» **Exercise details**: All entries below are to be set down again, identical to the source.

____________

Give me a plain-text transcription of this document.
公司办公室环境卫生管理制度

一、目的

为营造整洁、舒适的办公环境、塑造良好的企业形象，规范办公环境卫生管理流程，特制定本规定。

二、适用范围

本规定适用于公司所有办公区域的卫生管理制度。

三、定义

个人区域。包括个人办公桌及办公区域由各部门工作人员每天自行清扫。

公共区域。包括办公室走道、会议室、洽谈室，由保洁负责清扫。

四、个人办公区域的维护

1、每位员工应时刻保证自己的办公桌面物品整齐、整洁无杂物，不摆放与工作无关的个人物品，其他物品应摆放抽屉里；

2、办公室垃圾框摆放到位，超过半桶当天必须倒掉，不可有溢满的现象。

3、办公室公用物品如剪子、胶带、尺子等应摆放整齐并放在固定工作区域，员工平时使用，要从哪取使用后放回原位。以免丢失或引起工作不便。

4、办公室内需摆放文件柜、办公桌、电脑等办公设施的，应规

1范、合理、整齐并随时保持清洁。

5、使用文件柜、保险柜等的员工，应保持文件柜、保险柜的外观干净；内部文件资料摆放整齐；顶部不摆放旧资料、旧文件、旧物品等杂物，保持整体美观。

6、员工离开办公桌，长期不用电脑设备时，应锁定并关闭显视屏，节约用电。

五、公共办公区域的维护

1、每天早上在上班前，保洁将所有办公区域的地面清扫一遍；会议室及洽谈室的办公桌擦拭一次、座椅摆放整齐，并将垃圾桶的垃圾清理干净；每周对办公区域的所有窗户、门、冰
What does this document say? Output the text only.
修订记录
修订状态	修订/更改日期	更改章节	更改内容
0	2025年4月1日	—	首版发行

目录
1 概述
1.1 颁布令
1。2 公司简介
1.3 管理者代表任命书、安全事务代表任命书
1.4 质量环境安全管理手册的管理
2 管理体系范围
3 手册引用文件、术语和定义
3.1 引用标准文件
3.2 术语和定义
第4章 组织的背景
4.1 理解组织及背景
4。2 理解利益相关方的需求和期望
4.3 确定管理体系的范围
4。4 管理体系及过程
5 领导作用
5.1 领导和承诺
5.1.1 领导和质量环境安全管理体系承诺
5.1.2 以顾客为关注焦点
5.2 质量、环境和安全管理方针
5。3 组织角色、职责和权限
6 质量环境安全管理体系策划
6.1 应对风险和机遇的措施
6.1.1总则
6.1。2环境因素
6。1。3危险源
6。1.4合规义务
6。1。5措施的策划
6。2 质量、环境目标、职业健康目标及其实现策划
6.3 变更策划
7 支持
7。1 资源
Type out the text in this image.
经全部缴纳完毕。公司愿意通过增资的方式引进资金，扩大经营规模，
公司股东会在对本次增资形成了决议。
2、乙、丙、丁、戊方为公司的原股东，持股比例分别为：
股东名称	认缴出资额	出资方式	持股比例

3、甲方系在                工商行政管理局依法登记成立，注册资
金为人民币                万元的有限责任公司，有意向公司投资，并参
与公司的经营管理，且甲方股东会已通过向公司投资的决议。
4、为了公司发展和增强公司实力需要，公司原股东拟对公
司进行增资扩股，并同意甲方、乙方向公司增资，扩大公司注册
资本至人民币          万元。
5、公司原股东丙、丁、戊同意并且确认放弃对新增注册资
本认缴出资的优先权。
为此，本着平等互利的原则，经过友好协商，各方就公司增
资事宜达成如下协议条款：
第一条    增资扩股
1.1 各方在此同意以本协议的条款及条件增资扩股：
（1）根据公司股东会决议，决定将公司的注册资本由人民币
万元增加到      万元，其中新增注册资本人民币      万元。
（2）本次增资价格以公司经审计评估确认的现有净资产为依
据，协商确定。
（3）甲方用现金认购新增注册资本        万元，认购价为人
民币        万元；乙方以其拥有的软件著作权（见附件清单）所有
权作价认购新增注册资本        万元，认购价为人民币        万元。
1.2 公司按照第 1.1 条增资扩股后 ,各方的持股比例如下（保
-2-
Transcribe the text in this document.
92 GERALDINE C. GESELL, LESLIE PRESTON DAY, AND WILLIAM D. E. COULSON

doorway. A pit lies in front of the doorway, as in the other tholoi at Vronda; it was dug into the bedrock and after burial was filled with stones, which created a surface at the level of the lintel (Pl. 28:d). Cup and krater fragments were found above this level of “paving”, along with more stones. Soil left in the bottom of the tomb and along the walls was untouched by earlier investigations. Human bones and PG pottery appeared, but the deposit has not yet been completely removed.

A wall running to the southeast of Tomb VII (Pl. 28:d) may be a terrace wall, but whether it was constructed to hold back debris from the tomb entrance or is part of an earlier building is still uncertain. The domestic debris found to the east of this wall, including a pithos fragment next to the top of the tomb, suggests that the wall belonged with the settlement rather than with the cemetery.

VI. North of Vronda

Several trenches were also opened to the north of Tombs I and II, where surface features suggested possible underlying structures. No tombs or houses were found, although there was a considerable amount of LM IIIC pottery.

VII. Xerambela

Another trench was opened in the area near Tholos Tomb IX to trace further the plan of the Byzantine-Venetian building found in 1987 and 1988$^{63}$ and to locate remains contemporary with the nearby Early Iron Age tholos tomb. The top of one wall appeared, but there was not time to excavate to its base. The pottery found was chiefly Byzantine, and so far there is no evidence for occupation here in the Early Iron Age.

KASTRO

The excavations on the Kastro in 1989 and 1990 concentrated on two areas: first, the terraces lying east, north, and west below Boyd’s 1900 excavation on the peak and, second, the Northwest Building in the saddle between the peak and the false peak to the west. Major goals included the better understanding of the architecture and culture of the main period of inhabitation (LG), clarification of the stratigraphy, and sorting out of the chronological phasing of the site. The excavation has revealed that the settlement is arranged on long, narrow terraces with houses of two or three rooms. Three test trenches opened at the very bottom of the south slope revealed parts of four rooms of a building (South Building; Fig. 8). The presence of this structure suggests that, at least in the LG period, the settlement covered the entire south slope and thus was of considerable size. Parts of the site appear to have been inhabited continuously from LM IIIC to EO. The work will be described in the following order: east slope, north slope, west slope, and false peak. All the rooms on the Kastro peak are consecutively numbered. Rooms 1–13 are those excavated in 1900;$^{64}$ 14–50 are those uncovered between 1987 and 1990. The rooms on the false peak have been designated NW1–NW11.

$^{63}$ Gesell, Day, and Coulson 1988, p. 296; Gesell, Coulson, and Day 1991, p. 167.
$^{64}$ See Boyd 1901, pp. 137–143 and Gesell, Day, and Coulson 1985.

____________

» **Result for this exercise**:
Give me a plain-text transcription of this document.
公司办公室环境卫生管理制度

一、目的

为营造整洁、舒适的办公环境、塑造良好的企业形象，规范办公环境卫生管理流程，特制定本规定。

二、适用范围

本规定适用于公司所有办公区域的卫生管理制度。

三、定义

个人区域。包括个人办公桌及办公区域由各部门工作人员每天自行清扫。

公共区域。包括办公室走道、会议室、洽谈室，由保洁负责清扫。

四、个人办公区域的维护

1、每位员工应时刻保证自己的办公桌面物品整齐、整洁无杂物，不摆放与工作无关的个人物品，其他物品应摆放抽屉里；

2、办公室垃圾框摆放到位，超过半桶当天必须倒掉，不可有溢满的现象。

3、办公室公用物品如剪子、胶带、尺子等应摆放整齐并放在固定工作区域，员工平时使用，要从哪取使用后放回原位。以免丢失或引起工作不便。

4、办公室内需摆放文件柜、办公桌、电脑等办公设施的，应规

1范、合理、整齐并随时保持清洁。

5、使用文件柜、保险柜等的员工，应保持文件柜、保险柜的外观干净；内部文件资料摆放整齐；顶部不摆放旧资料、旧文件、旧物品等杂物，保持整体美观。

6、员工离开办公桌，长期不用电脑设备时，应锁定并关闭显视屏，节约用电。

五、公共办公区域的维护

1、每天早上在上班前，保洁将所有办公区域的地面清扫一遍；会议室及洽谈室的办公桌擦拭一次、座椅摆放整齐，并将垃圾桶的垃圾清理干净；每周对办公区域的所有窗户、门、冰
What does this document say? Output the text only.
修订记录
修订状态	修订/更改日期	更改章节	更改内容
0	2025年4月1日	—	首版发行

目录
1 概述
1.1 颁布令
1。2 公司简介
1.3 管理者代表任命书、安全事务代表任命书
1.4 质量环境安全管理手册的管理
2 管理体系范围
3 手册引用文件、术语和定义
3.1 引用标准文件
3.2 术语和定义
第4章 组织的背景
4.1 理解组织及背景
4。2 理解利益相关方的需求和期望
4.3 确定管理体系的范围
4。4 管理体系及过程
5 领导作用
5.1 领导和承诺
5.1.1 领导和质量环境安全管理体系承诺
5.1.2 以顾客为关注焦点
5.2 质量、环境和安全管理方针
5。3 组织角色、职责和权限
6 质量环境安全管理体系策划
6.1 应对风险和机遇的措施
6.1.1总则
6.1。2环境因素
6。1。3危险源
6。1.4合规义务
6。1。5措施的策划
6。2 质量、环境目标、职业健康目标及其实现策划
6.3 变更策划
7 支持
7。1 资源
Type out the text in this image.
经全部缴纳完毕。公司愿意通过增资的方式引进资金，扩大经营规模，
公司股东会在对本次增资形成了决议。
2、乙、丙、丁、戊方为公司的原股东，持股比例分别为：
股东名称	认缴出资额	出资方式	持股比例

3、甲方系在                工商行政管理局依法登记成立，注册资
金为人民币                万元的有限责任公司，有意向公司投资，并参
与公司的经营管理，且甲方股东会已通过向公司投资的决议。
4、为了公司发展和增强公司实力需要，公司原股东拟对公
司进行增资扩股，并同意甲方、乙方向公司增资，扩大公司注册
资本至人民币          万元。
5、公司原股东丙、丁、戊同意并且确认放弃对新增注册资
本认缴出资的优先权。
为此，本着平等互利的原则，经过友好协商，各方就公司增
资事宜达成如下协议条款：
第一条    增资扩股
1.1 各方在此同意以本协议的条款及条件增资扩股：
（1）根据公司股东会决议，决定将公司的注册资本由人民币
万元增加到      万元，其中新增注册资本人民币      万元。
（2）本次增资价格以公司经审计评估确认的现有净资产为依
据，协商确定。
（3）甲方用现金认购新增注册资本        万元，认购价为人
民币        万元；乙方以其拥有的软件著作权（见附件清单）所有
权作价认购新增注册资本        万元，认购价为人民币        万元。
1.2 公司按照第 1.1 条增资扩股后 ,各方的持股比例如下（保
-2-
Transcribe the text in this document.
92 GERALDINE C. GESELL, LESLIE PRESTON DAY, AND WILLIAM D. E. COULSON

doorway. A pit lies in front of the doorway, as in the other tholoi at Vronda; it was dug into the bedrock and after burial was filled with stones, which created a surface at the level of the lintel (Pl. 28:d). Cup and krater fragments were found above this level of “paving”, along with more stones. Soil left in the bottom of the tomb and along the walls was untouched by earlier investigations. Human bones and PG pottery appeared, but the deposit has not yet been completely removed.

A wall running to the southeast of Tomb VII (Pl. 28:d) may be a terrace wall, but whether it was constructed to hold back debris from the tomb entrance or is part of an earlier building is still uncertain. The domestic debris found to the east of this wall, including a pithos fragment next to the top of the tomb, suggests that the wall belonged with the settlement rather than with the cemetery.

VI. North of Vronda

Several trenches were also opened to the north of Tombs I and II, where surface features suggested possible underlying structures. No tombs or houses were found, although there was a considerable amount of LM IIIC pottery.

VII. Xerambela

Another trench was opened in the area near Tholos Tomb IX to trace further the plan of the Byzantine-Venetian building found in 1987 and 1988$^{63}$ and to locate remains contemporary with the nearby Early Iron Age tholos tomb. The top of one wall appeared, but there was not time to excavate to its base. The pottery found was chiefly Byzantine, and so far there is no evidence for occupation here in the Early Iron Age.

KASTRO

The excavations on the Kastro in 1989 and 1990 concentrated on two areas: first, the terraces lying east, north, and west below Boyd’s 1900 excavation on the peak and, second, the Northwest Building in the saddle between the peak and the false peak to the west. Major goals included the better understanding of the architecture and culture of the main period of inhabitation (LG), clarification of the stratigraphy, and sorting out of the chronological phasing of the site. The excavation has revealed that the settlement is arranged on long, narrow terraces with houses of two or three rooms. Three test trenches opened at the very bottom of the south slope revealed parts of four rooms of a building (South Building; Fig. 8). The presence of this structure suggests that, at least in the LG period, the settlement covered the entire south slope and thus was of considerable size. Parts of the site appear to have been inhabited continuously from LM IIIC to EO. The work will be described in the following order: east slope, north slope, west slope, and false peak. All the rooms on the Kastro peak are consecutively numbered. Rooms 1–13 are those excavated in 1900;$^{64}$ 14–50 are those uncovered between 1987 and 1990. The rooms on the false peak have been designated NW1–NW11.

$^{63}$ Gesell, Day, and Coulson 1988, p. 296; Gesell, Coulson, and Day 1991, p. 167.
$^{64}$ See Boyd 1901, pp. 137–143 and Gesell, Day, and Coulson 1985.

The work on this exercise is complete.